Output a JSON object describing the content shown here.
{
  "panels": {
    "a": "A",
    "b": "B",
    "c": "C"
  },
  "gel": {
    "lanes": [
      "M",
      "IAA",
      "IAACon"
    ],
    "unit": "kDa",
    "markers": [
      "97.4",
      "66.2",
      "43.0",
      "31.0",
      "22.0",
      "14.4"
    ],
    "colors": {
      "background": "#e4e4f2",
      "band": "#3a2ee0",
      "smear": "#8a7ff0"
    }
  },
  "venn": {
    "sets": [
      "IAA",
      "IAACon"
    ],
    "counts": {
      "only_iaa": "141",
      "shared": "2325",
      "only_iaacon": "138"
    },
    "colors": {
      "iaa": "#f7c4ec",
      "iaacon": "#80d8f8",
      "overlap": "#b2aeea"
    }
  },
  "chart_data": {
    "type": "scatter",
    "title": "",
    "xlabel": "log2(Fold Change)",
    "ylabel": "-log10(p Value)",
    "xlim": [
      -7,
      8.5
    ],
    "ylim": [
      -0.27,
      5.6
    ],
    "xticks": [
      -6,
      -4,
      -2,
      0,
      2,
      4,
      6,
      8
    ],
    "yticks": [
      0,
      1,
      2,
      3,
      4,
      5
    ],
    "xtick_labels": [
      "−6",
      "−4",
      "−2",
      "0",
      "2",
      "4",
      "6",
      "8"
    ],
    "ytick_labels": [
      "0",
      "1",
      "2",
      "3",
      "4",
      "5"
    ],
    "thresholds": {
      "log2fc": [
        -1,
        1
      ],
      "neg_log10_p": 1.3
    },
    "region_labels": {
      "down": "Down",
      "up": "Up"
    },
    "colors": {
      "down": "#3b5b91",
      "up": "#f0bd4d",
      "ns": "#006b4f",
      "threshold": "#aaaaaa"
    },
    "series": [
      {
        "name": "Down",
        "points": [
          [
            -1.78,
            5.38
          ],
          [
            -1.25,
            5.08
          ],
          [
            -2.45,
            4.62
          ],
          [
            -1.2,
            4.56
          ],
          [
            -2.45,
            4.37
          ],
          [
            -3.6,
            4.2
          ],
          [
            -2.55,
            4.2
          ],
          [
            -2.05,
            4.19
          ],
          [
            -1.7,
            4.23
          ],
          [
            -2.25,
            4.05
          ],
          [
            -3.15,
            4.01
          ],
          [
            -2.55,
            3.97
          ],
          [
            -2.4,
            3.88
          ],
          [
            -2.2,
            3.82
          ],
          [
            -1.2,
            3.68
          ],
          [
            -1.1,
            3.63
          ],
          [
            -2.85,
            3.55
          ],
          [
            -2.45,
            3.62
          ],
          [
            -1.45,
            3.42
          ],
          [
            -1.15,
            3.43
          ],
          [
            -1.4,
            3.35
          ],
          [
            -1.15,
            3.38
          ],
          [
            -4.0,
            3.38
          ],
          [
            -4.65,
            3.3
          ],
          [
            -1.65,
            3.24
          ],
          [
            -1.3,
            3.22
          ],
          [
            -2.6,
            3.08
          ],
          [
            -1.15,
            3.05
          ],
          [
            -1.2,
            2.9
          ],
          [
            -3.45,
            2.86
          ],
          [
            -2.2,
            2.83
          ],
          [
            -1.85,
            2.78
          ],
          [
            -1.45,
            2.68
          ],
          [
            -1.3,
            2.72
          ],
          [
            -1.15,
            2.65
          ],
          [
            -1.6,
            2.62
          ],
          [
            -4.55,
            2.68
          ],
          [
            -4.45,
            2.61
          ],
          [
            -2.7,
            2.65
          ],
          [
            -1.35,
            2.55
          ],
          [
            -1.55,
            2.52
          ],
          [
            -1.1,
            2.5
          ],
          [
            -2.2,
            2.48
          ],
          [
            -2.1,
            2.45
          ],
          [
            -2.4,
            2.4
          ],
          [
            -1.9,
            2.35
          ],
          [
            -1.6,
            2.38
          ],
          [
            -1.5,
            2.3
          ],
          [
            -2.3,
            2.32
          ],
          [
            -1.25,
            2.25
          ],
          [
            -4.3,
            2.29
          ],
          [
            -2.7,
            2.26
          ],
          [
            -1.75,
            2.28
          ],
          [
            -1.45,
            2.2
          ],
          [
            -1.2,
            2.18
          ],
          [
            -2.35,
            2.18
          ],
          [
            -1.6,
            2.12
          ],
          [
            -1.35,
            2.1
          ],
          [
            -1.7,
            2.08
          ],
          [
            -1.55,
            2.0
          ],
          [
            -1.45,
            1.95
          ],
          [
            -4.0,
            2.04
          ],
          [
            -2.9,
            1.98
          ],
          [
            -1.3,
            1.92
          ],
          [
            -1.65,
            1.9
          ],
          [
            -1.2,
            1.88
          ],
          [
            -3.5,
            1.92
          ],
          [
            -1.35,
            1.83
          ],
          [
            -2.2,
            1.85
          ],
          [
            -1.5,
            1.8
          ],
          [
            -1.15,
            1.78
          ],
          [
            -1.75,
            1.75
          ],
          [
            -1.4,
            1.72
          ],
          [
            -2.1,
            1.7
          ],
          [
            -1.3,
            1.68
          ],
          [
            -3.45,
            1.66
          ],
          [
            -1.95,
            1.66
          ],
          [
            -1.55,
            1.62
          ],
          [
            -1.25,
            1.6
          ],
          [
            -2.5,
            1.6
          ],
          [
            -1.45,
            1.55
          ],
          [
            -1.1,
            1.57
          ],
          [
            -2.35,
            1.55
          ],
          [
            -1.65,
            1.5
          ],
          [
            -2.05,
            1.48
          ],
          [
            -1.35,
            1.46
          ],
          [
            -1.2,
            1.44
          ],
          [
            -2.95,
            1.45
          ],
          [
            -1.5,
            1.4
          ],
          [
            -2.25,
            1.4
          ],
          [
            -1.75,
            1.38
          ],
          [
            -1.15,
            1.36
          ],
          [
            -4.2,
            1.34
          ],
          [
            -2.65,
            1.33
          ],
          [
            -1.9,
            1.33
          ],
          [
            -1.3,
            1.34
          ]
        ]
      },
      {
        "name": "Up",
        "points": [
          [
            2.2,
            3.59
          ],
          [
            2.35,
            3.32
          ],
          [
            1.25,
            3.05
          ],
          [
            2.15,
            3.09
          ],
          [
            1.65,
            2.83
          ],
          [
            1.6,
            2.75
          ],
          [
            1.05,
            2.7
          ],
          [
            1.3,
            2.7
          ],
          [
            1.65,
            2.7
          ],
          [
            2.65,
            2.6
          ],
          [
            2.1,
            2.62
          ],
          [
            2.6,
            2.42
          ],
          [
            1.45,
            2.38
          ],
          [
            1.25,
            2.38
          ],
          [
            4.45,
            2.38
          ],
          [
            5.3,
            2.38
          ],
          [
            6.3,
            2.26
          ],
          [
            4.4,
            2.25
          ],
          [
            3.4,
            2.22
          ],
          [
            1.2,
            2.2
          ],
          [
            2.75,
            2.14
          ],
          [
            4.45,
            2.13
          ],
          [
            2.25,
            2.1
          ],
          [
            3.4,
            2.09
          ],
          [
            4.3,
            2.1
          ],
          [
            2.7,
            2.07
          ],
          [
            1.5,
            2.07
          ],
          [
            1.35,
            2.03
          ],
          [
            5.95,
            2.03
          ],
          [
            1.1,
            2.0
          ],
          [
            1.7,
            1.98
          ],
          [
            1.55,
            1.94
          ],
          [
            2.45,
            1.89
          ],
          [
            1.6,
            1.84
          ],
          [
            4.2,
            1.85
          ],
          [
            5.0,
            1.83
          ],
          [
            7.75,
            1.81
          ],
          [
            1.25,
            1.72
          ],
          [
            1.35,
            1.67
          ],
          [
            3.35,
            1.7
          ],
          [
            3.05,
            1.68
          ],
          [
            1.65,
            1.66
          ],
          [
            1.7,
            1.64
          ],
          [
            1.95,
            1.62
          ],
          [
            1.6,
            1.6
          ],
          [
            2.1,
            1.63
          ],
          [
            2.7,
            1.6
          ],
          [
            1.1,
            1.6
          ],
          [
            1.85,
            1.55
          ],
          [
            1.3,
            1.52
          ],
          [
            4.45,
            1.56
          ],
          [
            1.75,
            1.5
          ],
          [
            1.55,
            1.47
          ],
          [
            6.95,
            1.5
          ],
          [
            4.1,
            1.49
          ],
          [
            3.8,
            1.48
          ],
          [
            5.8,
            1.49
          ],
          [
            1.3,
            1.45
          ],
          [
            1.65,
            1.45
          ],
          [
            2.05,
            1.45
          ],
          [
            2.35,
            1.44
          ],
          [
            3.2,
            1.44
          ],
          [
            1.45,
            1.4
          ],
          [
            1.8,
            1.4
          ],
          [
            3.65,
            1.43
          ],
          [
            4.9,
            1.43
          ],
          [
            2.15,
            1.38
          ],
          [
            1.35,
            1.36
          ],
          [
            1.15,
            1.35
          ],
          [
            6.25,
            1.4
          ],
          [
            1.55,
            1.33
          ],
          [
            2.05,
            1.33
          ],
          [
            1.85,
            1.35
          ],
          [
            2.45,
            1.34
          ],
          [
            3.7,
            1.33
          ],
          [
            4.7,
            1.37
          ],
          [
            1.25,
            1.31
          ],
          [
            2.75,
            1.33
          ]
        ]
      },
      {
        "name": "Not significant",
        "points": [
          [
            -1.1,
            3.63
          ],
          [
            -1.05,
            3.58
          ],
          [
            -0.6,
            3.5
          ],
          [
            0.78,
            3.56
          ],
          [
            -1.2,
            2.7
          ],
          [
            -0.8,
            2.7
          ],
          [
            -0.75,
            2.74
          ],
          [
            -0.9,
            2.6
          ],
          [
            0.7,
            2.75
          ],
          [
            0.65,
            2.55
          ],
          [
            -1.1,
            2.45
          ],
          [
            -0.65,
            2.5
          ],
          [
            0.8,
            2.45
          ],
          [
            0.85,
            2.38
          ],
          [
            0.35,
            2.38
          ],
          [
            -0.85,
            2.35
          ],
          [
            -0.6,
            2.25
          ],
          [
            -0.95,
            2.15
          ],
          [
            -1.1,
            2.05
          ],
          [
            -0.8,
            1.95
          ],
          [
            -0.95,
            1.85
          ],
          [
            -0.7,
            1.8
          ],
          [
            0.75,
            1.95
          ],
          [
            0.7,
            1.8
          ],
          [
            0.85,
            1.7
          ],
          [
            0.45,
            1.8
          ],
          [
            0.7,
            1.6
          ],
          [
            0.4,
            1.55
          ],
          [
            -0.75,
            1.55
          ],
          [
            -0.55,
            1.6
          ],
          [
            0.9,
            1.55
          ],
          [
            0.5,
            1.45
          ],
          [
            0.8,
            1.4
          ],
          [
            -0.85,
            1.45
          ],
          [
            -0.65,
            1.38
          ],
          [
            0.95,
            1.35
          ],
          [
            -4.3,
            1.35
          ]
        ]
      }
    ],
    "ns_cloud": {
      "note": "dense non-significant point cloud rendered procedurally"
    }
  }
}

-- Given request --
Extract, from the listing above, every line where the string "name" occurs.

-- Result --
        "name": "Down",
        "name": "Up",
        "name": "Not significant",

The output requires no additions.